# Task instructions
Identify, in the records below, every line where the string "конструкционные" appears, and copy each such line.

# Entries from a dataset
++++++++
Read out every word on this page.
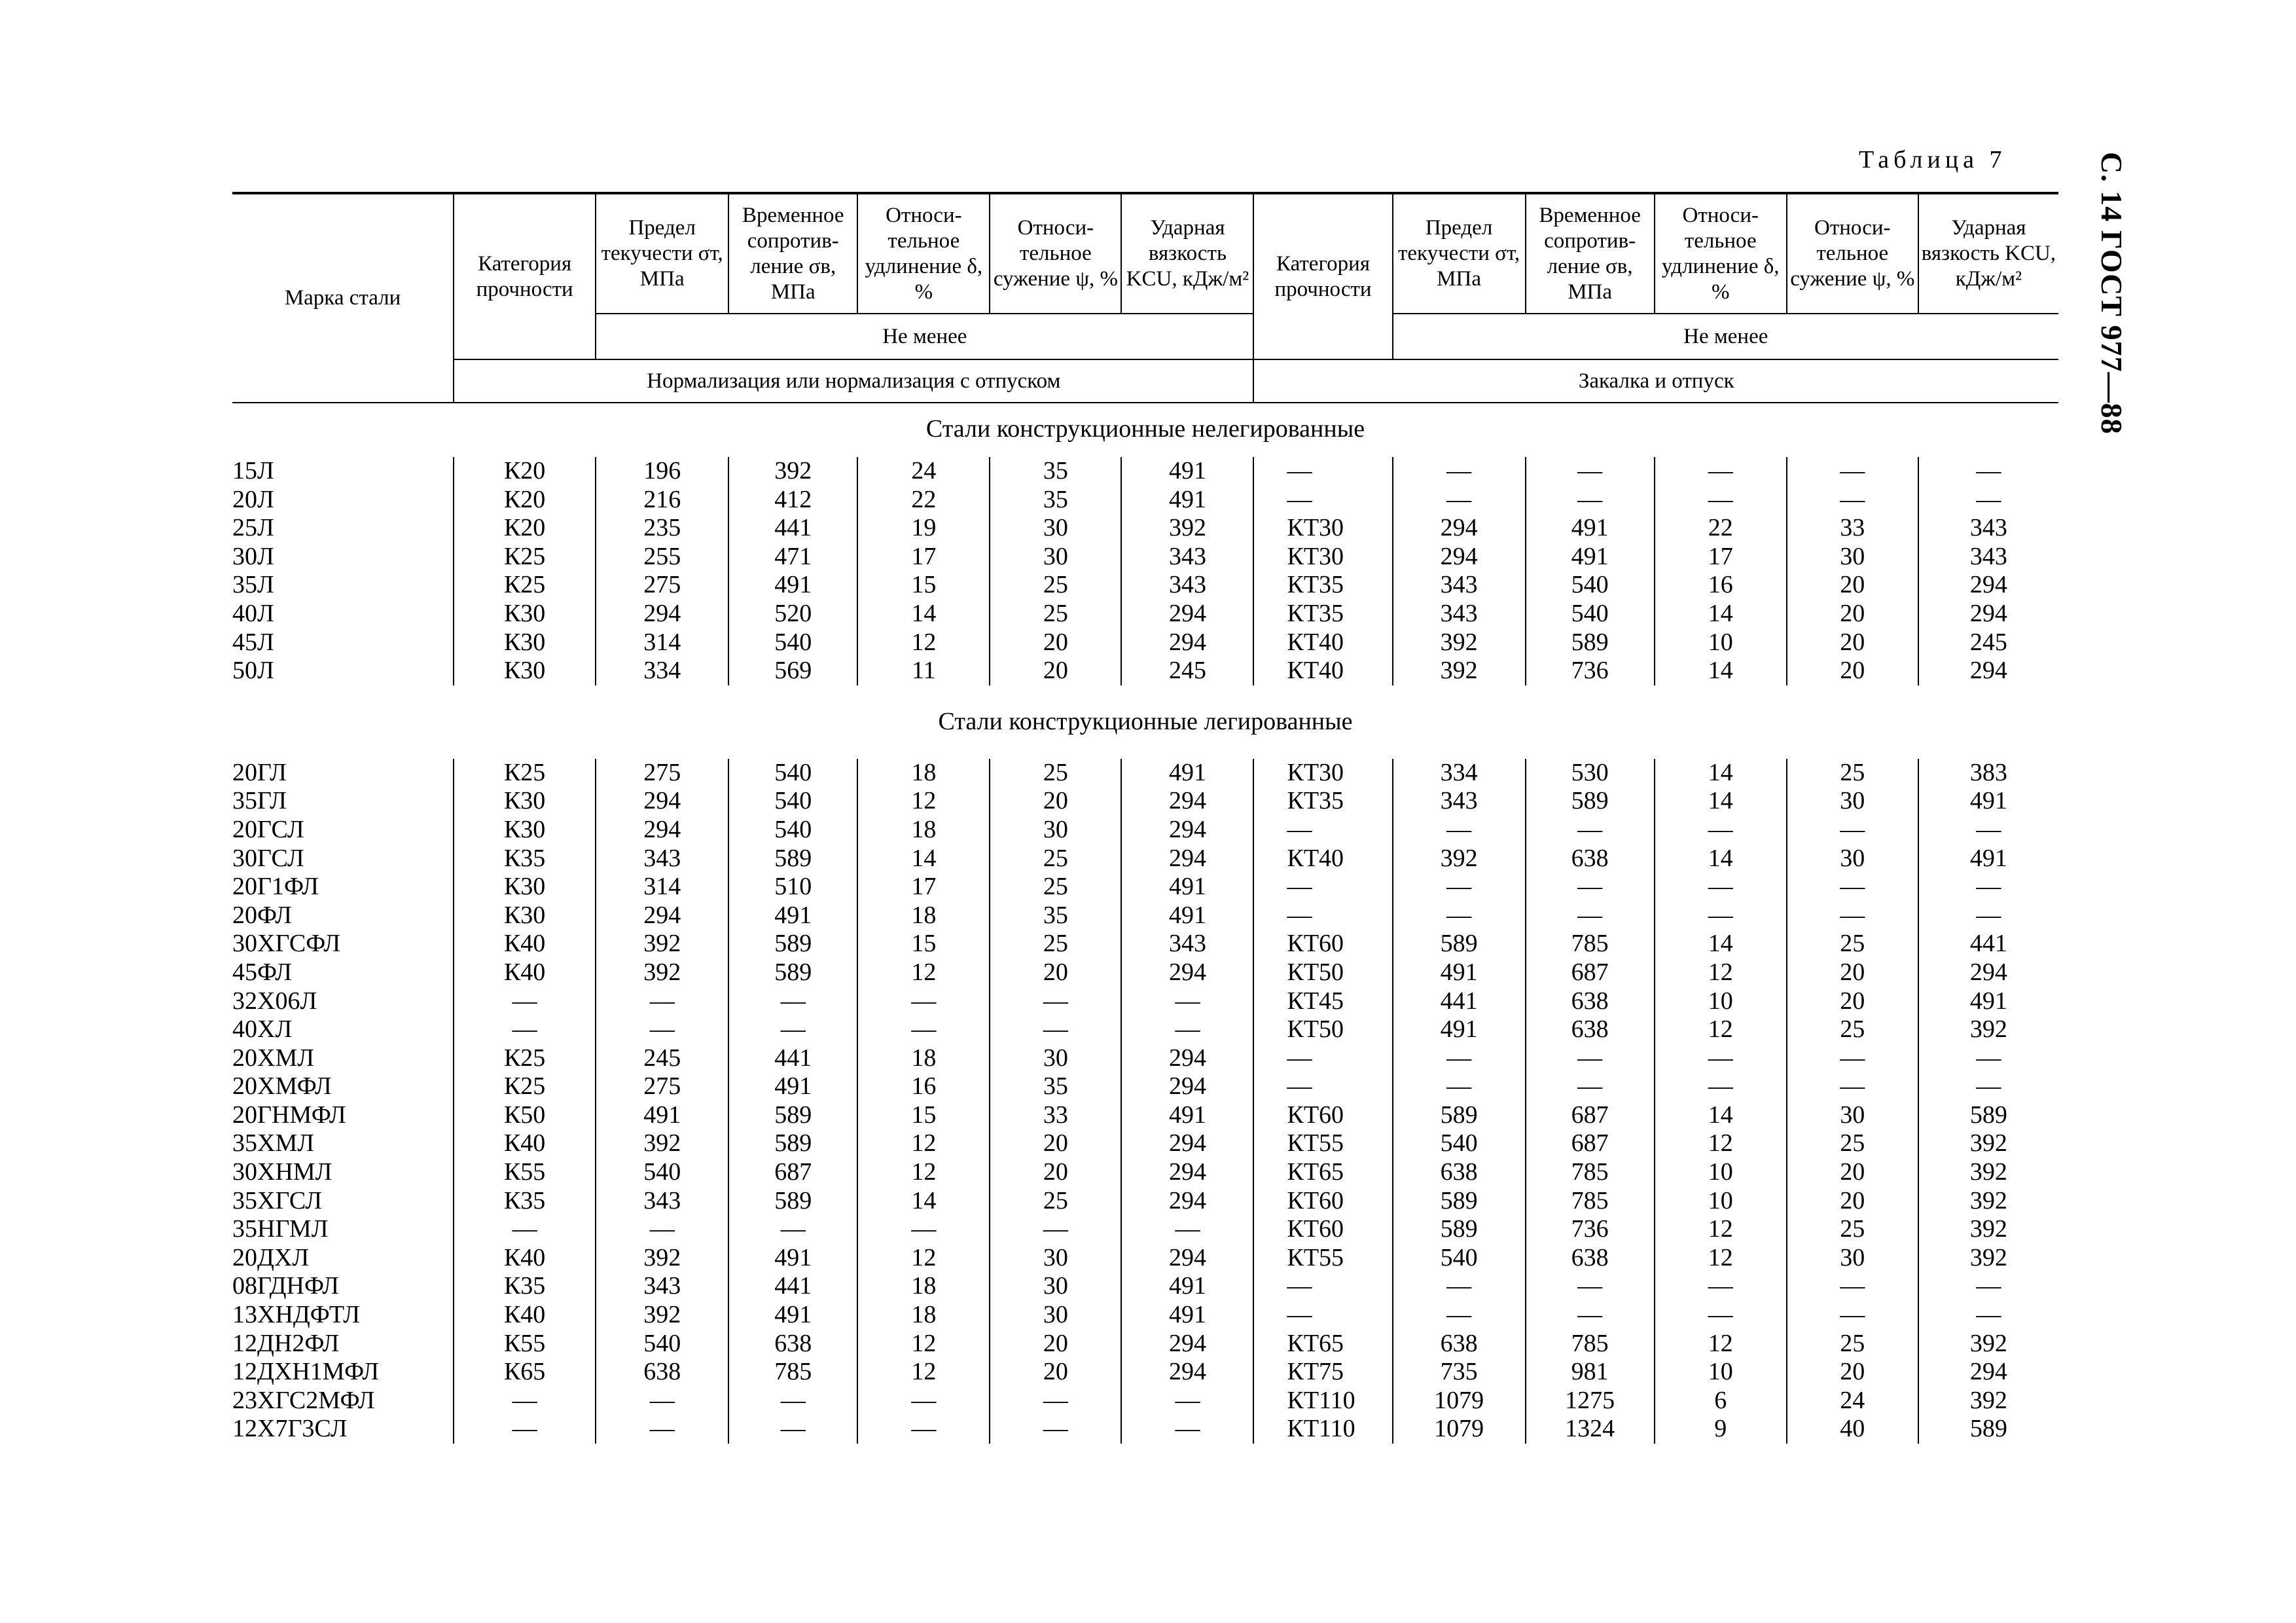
Таблица 7	С. 14 ГОСТ 977—88
Марка стали	Категория прочности	Предел текучести σт, МПа	Временное сопротив-ление σв, МПа	Относи-тельное удлинение δ, %	Относи-тельное сужение ψ, %	Ударная вязкость KCU, кДж/м²	Категория прочности	Предел текучести σт, МПа	Временное сопротив-ление σв, МПа	Относи-тельное удлинение δ, %	Относи-тельное сужение ψ, %	Ударная вязкость KCU, кДж/м²
		Не менее						Не менее				
	Нормализация или нормализация с отпуском						Закалка и отпуск					

Стали конструкционные нелегированные												

15Л	К20	196	392	24	35	491	—	—	—	—	—	—
20Л	К20	216	412	22	35	491	—	—	—	—	—	—
25Л	К20	235	441	19	30	392	КТ30	294	491	22	33	343
30Л	К25	255	471	17	30	343	КТ30	294	491	17	30	343
35Л	К25	275	491	15	25	343	КТ35	343	540	16	20	294
40Л	К30	294	520	14	25	294	КТ35	343	540	14	20	294
45Л	К30	314	540	12	20	294	КТ40	392	589	10	20	245
50Л	К30	334	569	11	20	245	КТ40	392	736	14	20	294

Стали конструкционные легированные												

20ГЛ	К25	275	540	18	25	491	КТ30	334	530	14	25	383
35ГЛ	К30	294	540	12	20	294	КТ35	343	589	14	30	491
20ГСЛ	К30	294	540	18	30	294	—	—	—	—	—	—
30ГСЛ	К35	343	589	14	25	294	КТ40	392	638	14	30	491
20Г1ФЛ	К30	314	510	17	25	491	—	—	—	—	—	—
20ФЛ	К30	294	491	18	35	491	—	—	—	—	—	—
30ХГСФЛ	К40	392	589	15	25	343	КТ60	589	785	14	25	441
45ФЛ	К40	392	589	12	20	294	КТ50	491	687	12	20	294
32Х06Л	—	—	—	—	—	—	КТ45	441	638	10	20	491
40ХЛ	—	—	—	—	—	—	КТ50	491	638	12	25	392
20ХМЛ	К25	245	441	18	30	294	—	—	—	—	—	—
20ХМФЛ	К25	275	491	16	35	294	—	—	—	—	—	—
20ГНМФЛ	К50	491	589	15	33	491	КТ60	589	687	14	30	589
35ХМЛ	К40	392	589	12	20	294	КТ55	540	687	12	25	392
30ХНМЛ	К55	540	687	12	20	294	КТ65	638	785	10	20	392
35ХГСЛ	К35	343	589	14	25	294	КТ60	589	785	10	20	392
35НГМЛ	—	—	—	—	—	—	КТ60	589	736	12	25	392
20ДХЛ	К40	392	491	12	30	294	КТ55	540	638	12	30	392
08ГДНФЛ	К35	343	441	18	30	491	—	—	—	—	—	—
13ХНДФТЛ	К40	392	491	18	30	491	—	—	—	—	—	—
12ДН2ФЛ	К55	540	638	12	20	294	КТ65	638	785	12	25	392
12ДХН1МФЛ	К65	638	785	12	20	294	КТ75	735	981	10	20	294
23ХГС2МФЛ	—	—	—	—	—	—	КТ110	1079	1275	6	24	392
12Х7Г3СЛ	—	—	—	—	—	—	КТ110	1079	1324	9	40	589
++++++++
# Finished task
Стали конструкционные нелегированные												
Стали конструкционные легированные												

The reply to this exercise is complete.